▶ [EXERCISE TASK] Pull out each line of the data that includes the word "applying".

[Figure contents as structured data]
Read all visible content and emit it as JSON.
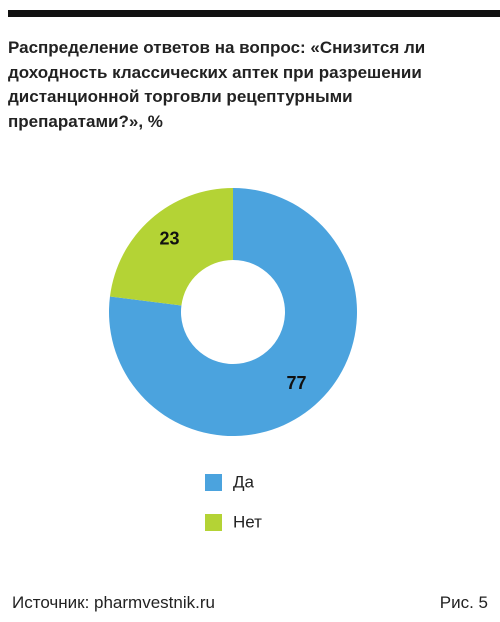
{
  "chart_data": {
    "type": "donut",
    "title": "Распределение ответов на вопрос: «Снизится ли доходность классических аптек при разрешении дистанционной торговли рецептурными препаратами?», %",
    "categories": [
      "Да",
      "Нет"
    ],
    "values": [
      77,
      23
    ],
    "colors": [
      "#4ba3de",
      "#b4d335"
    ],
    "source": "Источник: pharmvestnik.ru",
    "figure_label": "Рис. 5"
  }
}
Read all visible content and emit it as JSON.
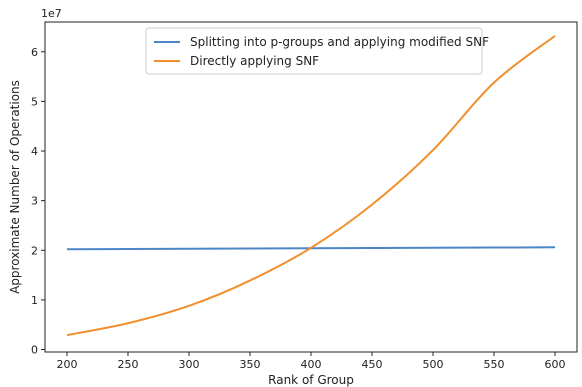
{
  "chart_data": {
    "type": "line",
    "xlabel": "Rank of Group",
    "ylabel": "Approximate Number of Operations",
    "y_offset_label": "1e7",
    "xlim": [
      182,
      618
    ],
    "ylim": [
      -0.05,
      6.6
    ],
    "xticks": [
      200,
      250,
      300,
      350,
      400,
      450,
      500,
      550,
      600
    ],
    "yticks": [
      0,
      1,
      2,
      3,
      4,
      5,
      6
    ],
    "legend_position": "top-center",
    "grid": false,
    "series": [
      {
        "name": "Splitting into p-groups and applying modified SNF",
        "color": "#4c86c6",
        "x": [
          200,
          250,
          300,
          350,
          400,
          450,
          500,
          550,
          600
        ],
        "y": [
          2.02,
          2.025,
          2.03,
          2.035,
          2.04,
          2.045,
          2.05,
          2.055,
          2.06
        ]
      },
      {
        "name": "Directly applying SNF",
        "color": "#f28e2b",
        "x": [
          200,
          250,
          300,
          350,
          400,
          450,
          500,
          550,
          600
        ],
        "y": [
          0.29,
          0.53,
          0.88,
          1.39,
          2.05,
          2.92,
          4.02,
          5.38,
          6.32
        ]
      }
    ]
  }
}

---

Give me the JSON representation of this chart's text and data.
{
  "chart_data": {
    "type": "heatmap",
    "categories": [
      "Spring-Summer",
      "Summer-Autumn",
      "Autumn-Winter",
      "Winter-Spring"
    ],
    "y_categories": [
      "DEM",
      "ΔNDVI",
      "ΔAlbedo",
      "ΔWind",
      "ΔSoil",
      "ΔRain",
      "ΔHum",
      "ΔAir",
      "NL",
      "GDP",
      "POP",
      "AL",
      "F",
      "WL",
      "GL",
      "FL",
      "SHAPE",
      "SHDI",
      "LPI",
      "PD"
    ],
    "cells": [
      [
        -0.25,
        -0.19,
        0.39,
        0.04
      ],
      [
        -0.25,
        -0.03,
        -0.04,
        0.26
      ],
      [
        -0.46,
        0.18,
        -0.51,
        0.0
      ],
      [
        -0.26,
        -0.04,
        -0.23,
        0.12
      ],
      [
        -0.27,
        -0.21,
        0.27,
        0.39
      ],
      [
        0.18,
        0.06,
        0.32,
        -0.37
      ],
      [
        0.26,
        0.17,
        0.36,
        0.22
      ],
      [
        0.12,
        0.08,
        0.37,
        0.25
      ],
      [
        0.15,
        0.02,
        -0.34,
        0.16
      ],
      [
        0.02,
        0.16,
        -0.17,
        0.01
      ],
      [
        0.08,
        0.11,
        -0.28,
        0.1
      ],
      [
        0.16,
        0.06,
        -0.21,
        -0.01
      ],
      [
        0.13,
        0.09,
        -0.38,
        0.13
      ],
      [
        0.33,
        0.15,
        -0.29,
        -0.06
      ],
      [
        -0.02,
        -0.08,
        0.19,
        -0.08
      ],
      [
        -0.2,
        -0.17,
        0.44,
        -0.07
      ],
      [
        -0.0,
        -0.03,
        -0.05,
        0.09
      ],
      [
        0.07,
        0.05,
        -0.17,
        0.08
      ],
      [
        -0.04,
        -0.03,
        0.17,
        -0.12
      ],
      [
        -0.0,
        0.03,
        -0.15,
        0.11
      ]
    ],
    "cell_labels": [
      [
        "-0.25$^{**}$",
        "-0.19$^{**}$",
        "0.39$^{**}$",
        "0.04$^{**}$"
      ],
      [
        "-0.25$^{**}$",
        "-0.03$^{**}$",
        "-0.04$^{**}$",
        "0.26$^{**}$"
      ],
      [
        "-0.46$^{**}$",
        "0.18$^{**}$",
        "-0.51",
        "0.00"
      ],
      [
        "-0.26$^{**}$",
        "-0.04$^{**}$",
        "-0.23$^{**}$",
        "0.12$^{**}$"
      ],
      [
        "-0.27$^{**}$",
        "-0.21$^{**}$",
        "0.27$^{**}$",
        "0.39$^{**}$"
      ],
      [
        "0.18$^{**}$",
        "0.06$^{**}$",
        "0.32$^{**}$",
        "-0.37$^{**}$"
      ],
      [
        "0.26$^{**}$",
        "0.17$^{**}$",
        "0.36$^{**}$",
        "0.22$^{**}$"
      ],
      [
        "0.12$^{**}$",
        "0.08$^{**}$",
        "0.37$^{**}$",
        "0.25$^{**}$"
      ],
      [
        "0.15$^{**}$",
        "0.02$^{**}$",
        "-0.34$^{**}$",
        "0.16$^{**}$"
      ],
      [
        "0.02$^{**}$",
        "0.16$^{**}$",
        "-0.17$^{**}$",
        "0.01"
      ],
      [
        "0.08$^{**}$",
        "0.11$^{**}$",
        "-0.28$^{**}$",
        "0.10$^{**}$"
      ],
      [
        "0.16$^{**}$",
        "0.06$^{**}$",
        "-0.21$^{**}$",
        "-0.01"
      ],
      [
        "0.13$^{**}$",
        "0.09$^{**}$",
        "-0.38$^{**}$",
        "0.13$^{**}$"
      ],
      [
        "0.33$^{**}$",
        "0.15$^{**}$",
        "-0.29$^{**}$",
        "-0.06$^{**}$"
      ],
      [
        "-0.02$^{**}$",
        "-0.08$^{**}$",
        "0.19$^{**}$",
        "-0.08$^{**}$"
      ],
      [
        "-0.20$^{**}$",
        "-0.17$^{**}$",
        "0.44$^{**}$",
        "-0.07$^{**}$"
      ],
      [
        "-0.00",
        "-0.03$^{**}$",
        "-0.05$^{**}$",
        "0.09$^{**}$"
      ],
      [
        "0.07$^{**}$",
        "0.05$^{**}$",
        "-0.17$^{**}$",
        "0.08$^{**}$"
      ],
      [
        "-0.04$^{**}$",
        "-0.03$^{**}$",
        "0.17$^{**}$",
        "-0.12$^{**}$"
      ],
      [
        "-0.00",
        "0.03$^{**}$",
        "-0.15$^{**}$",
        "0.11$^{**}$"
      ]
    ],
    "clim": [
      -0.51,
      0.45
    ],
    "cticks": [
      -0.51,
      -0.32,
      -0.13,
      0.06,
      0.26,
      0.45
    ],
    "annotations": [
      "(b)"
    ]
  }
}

---

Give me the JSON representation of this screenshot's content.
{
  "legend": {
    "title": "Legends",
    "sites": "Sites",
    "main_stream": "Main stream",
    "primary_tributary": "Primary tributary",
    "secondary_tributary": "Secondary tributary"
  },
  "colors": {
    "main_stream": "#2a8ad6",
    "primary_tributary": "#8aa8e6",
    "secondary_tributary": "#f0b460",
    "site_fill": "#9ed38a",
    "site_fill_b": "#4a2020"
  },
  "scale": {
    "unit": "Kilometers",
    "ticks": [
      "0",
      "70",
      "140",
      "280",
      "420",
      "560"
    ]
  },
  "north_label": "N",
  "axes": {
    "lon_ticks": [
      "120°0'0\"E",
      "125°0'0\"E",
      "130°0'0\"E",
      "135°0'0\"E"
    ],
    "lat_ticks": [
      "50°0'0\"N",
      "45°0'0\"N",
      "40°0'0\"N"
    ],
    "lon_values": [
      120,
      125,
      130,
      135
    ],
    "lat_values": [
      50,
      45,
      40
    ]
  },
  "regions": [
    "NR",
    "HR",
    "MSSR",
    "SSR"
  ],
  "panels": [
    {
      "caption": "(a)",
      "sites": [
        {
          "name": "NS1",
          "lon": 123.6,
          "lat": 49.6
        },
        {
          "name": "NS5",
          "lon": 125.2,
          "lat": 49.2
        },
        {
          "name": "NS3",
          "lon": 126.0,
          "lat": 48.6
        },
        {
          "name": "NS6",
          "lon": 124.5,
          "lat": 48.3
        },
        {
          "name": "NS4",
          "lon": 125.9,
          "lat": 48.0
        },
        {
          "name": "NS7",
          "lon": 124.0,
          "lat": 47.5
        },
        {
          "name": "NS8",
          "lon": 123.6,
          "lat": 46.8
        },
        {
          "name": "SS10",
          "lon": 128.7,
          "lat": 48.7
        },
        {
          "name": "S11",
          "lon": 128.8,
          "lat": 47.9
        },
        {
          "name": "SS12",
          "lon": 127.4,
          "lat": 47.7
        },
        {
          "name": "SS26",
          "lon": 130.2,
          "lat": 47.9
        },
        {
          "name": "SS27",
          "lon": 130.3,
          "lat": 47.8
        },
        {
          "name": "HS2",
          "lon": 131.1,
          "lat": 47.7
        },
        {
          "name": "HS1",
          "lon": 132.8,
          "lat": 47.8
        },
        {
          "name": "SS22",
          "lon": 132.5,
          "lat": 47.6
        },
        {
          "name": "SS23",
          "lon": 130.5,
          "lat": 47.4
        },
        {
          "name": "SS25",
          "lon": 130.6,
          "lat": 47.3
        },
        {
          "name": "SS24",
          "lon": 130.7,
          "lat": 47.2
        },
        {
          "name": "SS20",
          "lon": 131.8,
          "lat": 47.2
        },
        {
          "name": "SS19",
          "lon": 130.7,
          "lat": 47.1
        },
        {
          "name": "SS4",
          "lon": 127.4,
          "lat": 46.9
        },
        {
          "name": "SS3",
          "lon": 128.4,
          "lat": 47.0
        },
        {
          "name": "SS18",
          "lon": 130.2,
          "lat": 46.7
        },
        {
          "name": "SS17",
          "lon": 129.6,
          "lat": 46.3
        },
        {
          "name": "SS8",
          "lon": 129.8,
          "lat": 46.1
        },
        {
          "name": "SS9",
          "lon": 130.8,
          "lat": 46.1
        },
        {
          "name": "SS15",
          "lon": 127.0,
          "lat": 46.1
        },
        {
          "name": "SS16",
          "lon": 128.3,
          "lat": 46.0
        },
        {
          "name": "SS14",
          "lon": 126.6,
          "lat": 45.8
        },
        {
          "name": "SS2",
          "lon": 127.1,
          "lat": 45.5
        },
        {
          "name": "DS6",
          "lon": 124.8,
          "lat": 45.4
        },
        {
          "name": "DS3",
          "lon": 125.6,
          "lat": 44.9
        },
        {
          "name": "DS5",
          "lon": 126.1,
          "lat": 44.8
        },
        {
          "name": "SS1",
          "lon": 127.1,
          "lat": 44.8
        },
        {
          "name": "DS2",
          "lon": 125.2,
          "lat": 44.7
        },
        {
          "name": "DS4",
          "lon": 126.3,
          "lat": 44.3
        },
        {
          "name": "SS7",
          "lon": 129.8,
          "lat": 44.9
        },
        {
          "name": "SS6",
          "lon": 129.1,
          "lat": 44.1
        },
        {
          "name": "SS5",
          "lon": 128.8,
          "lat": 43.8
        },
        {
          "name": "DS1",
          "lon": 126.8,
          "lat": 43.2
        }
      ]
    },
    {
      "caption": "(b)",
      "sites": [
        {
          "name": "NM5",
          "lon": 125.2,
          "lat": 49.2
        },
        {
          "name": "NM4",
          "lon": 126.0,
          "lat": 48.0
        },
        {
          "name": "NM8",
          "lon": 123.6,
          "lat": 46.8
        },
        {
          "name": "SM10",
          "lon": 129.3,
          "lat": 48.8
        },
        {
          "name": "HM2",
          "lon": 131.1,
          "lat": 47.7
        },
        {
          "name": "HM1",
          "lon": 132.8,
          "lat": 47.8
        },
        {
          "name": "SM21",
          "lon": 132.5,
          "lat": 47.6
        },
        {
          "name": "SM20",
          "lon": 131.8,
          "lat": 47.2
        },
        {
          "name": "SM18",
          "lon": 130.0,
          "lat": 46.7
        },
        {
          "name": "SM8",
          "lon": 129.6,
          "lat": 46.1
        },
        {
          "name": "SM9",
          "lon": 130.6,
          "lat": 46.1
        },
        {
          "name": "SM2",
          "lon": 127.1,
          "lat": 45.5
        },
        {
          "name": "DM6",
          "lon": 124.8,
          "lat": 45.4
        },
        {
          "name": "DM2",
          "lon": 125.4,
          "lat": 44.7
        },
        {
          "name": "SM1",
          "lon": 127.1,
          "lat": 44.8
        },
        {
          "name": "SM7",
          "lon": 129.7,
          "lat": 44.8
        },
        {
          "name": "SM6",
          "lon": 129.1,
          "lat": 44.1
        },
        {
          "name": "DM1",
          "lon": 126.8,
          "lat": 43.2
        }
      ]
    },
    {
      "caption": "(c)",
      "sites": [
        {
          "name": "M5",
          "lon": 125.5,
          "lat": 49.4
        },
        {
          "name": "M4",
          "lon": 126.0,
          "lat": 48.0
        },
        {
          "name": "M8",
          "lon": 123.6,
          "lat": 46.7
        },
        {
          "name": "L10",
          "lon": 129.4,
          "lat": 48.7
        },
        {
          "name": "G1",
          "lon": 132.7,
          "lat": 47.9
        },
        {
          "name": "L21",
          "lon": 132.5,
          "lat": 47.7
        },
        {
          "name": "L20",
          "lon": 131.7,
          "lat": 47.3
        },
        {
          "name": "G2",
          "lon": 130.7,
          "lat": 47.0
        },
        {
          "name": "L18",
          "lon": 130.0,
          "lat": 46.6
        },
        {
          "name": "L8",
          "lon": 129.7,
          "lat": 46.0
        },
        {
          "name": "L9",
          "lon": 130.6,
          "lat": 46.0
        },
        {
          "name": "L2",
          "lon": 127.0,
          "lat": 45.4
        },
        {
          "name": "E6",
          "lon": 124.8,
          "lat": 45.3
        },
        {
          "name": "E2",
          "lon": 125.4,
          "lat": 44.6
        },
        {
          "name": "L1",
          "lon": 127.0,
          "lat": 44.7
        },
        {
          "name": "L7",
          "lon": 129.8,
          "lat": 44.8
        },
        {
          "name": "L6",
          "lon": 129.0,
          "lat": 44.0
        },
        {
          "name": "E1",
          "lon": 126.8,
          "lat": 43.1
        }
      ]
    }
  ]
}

▶ [RESPONSE BELOW]
        "name": "Splitting into p-groups and applying modified SNF",
        "name": "Directly applying SNF",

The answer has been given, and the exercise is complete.